### WHAT YOU WILL DO
Will you write out the data exactly, excluding every picture?

### INPUT RECORDS
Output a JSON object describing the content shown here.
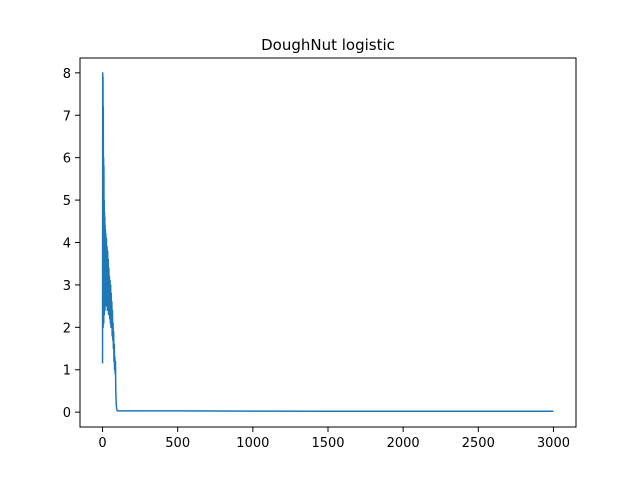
{
  "chart_data": {
    "type": "line",
    "title": "DoughNut logistic",
    "xlabel": "",
    "ylabel": "",
    "xlim": [
      -150,
      3150
    ],
    "ylim": [
      -0.35,
      8.35
    ],
    "xticks": [
      0,
      500,
      1000,
      1500,
      2000,
      2500,
      3000
    ],
    "yticks": [
      0,
      1,
      2,
      3,
      4,
      5,
      6,
      7,
      8
    ],
    "grid": false,
    "legend": "none",
    "series": [
      {
        "color": "#1f77b4",
        "x": [
          0,
          1,
          2,
          3,
          4,
          5,
          6,
          7,
          8,
          9,
          10,
          11,
          12,
          13,
          14,
          15,
          16,
          17,
          18,
          19,
          20,
          22,
          24,
          26,
          28,
          30,
          32,
          34,
          36,
          38,
          40,
          42,
          44,
          46,
          48,
          50,
          52,
          54,
          56,
          58,
          60,
          62,
          64,
          66,
          68,
          70,
          72,
          74,
          76,
          78,
          80,
          82,
          84,
          86,
          88,
          90,
          92,
          94,
          96,
          98,
          100,
          105,
          110,
          150,
          300,
          500,
          1000,
          1500,
          2000,
          2500,
          3000
        ],
        "y": [
          1.15,
          8.0,
          2.4,
          7.9,
          2.0,
          7.2,
          2.3,
          6.0,
          2.1,
          5.8,
          2.5,
          5.0,
          2.3,
          4.7,
          2.6,
          4.6,
          2.4,
          4.4,
          2.7,
          4.3,
          2.5,
          4.2,
          2.6,
          4.1,
          2.5,
          3.9,
          2.4,
          3.8,
          2.4,
          3.6,
          2.3,
          3.4,
          2.3,
          3.2,
          2.2,
          3.1,
          2.1,
          3.0,
          2.0,
          2.8,
          2.0,
          2.6,
          1.8,
          2.4,
          1.7,
          2.1,
          1.5,
          1.9,
          1.2,
          1.6,
          1.0,
          1.3,
          0.9,
          1.2,
          0.5,
          0.3,
          0.15,
          0.08,
          0.05,
          0.04,
          0.03,
          0.03,
          0.03,
          0.03,
          0.03,
          0.03,
          0.025,
          0.02,
          0.02,
          0.02,
          0.02
        ]
      }
    ]
  }
}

### COMPLETE OUTPUT
Output a JSON object describing the content shown here.
{
  "chart_data": {
    "type": "line",
    "title": "DoughNut logistic",
    "xlabel": "",
    "ylabel": "",
    "xlim": [
      -150,
      3150
    ],
    "ylim": [
      -0.35,
      8.35
    ],
    "xticks": [
      0,
      500,
      1000,
      1500,
      2000,
      2500,
      3000
    ],
    "yticks": [
      0,
      1,
      2,
      3,
      4,
      5,
      6,
      7,
      8
    ],
    "grid": false,
    "legend": "none",
    "series": [
      {
        "color": "#1f77b4",
        "x": [
          0,
          1,
          2,
          3,
          4,
          5,
          6,
          7,
          8,
          9,
          10,
          11,
          12,
          13,
          14,
          15,
          16,
          17,
          18,
          19,
          20,
          22,
          24,
          26,
          28,
          30,
          32,
          34,
          36,
          38,
          40,
          42,
          44,
          46,
          48,
          50,
          52,
          54,
          56,
          58,
          60,
          62,
          64,
          66,
          68,
          70,
          72,
          74,
          76,
          78,
          80,
          82,
          84,
          86,
          88,
          90,
          92,
          94,
          96,
          98,
          100,
          105,
          110,
          150,
          300,
          500,
          1000,
          1500,
          2000,
          2500,
          3000
        ],
        "y": [
          1.15,
          8.0,
          2.4,
          7.9,
          2.0,
          7.2,
          2.3,
          6.0,
          2.1,
          5.8,
          2.5,
          5.0,
          2.3,
          4.7,
          2.6,
          4.6,
          2.4,
          4.4,
          2.7,
          4.3,
          2.5,
          4.2,
          2.6,
          4.1,
          2.5,
          3.9,
          2.4,
          3.8,
          2.4,
          3.6,
          2.3,
          3.4,
          2.3,
          3.2,
          2.2,
          3.1,
          2.1,
          3.0,
          2.0,
          2.8,
          2.0,
          2.6,
          1.8,
          2.4,
          1.7,
          2.1,
          1.5,
          1.9,
          1.2,
          1.6,
          1.0,
          1.3,
          0.9,
          1.2,
          0.5,
          0.3,
          0.15,
          0.08,
          0.05,
          0.04,
          0.03,
          0.03,
          0.03,
          0.03,
          0.03,
          0.03,
          0.025,
          0.02,
          0.02,
          0.02,
          0.02
        ]
      }
    ]
  }
}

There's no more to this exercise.